*THE EXERCISE*: Write out every record below exactly as it appears.

====== RECORDS SHOWN

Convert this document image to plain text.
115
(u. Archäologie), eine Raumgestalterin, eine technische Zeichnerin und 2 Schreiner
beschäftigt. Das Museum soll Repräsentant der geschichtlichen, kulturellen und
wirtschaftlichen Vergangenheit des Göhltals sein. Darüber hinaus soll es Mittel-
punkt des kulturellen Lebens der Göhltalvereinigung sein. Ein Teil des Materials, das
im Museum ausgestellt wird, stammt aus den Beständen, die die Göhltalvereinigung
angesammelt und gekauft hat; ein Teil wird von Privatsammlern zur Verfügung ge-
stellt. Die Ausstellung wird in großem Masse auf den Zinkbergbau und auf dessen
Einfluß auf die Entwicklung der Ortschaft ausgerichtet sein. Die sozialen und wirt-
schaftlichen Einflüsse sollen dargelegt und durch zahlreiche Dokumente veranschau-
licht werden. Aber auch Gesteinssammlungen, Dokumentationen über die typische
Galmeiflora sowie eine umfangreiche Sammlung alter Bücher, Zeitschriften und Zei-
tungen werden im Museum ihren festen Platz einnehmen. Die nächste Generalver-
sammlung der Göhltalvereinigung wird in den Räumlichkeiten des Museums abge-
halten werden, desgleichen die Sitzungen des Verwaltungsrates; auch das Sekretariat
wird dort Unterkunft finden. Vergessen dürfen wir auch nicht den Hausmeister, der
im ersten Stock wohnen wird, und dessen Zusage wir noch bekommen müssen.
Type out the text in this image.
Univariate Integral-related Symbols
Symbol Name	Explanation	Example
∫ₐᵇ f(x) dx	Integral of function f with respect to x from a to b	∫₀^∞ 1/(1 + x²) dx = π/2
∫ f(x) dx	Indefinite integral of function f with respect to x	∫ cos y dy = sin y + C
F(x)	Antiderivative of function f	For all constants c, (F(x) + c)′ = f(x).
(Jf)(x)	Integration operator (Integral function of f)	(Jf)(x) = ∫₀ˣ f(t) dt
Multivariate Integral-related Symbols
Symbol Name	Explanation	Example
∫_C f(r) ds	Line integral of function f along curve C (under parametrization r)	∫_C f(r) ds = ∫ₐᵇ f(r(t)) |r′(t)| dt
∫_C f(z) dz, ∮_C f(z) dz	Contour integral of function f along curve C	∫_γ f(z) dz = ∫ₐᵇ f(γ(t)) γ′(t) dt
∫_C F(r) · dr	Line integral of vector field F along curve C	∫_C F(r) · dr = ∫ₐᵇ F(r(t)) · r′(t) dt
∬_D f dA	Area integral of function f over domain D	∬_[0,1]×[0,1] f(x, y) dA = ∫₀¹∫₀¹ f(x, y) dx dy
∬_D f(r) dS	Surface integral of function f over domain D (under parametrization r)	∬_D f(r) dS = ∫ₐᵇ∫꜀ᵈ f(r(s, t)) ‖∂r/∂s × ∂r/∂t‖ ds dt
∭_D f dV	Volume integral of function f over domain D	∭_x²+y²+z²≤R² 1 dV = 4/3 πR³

============

*SOLUTION FOR THIS EXERCISE*:
Convert this document image to plain text.
115
(u. Archäologie), eine Raumgestalterin, eine technische Zeichnerin und 2 Schreiner
beschäftigt. Das Museum soll Repräsentant der geschichtlichen, kulturellen und
wirtschaftlichen Vergangenheit des Göhltals sein. Darüber hinaus soll es Mittel-
punkt des kulturellen Lebens der Göhltalvereinigung sein. Ein Teil des Materials, das
im Museum ausgestellt wird, stammt aus den Beständen, die die Göhltalvereinigung
angesammelt und gekauft hat; ein Teil wird von Privatsammlern zur Verfügung ge-
stellt. Die Ausstellung wird in großem Masse auf den Zinkbergbau und auf dessen
Einfluß auf die Entwicklung der Ortschaft ausgerichtet sein. Die sozialen und wirt-
schaftlichen Einflüsse sollen dargelegt und durch zahlreiche Dokumente veranschau-
licht werden. Aber auch Gesteinssammlungen, Dokumentationen über die typische
Galmeiflora sowie eine umfangreiche Sammlung alter Bücher, Zeitschriften und Zei-
tungen werden im Museum ihren festen Platz einnehmen. Die nächste Generalver-
sammlung der Göhltalvereinigung wird in den Räumlichkeiten des Museums abge-
halten werden, desgleichen die Sitzungen des Verwaltungsrates; auch das Sekretariat
wird dort Unterkunft finden. Vergessen dürfen wir auch nicht den Hausmeister, der
im ersten Stock wohnen wird, und dessen Zusage wir noch bekommen müssen.
Type out the text in this image.
Univariate Integral-related Symbols
Symbol Name	Explanation	Example
∫ₐᵇ f(x) dx	Integral of function f with respect to x from a to b	∫₀^∞ 1/(1 + x²) dx = π/2
∫ f(x) dx	Indefinite integral of function f with respect to x	∫ cos y dy = sin y + C
F(x)	Antiderivative of function f	For all constants c, (F(x) + c)′ = f(x).
(Jf)(x)	Integration operator (Integral function of f)	(Jf)(x) = ∫₀ˣ f(t) dt
Multivariate Integral-related Symbols
Symbol Name	Explanation	Example
∫_C f(r) ds	Line integral of function f along curve C (under parametrization r)	∫_C f(r) ds = ∫ₐᵇ f(r(t)) |r′(t)| dt
∫_C f(z) dz, ∮_C f(z) dz	Contour integral of function f along curve C	∫_γ f(z) dz = ∫ₐᵇ f(γ(t)) γ′(t) dt
∫_C F(r) · dr	Line integral of vector field F along curve C	∫_C F(r) · dr = ∫ₐᵇ F(r(t)) · r′(t) dt
∬_D f dA	Area integral of function f over domain D	∬_[0,1]×[0,1] f(x, y) dA = ∫₀¹∫₀¹ f(x, y) dx dy
∬_D f(r) dS	Surface integral of function f over domain D (under parametrization r)	∬_D f(r) dS = ∫ₐᵇ∫꜀ᵈ f(r(s, t)) ‖∂r/∂s × ∂r/∂t‖ ds dt
∭_D f dV	Volume integral of function f over domain D	∭_x²+y²+z²≤R² 1 dV = 4/3 πR³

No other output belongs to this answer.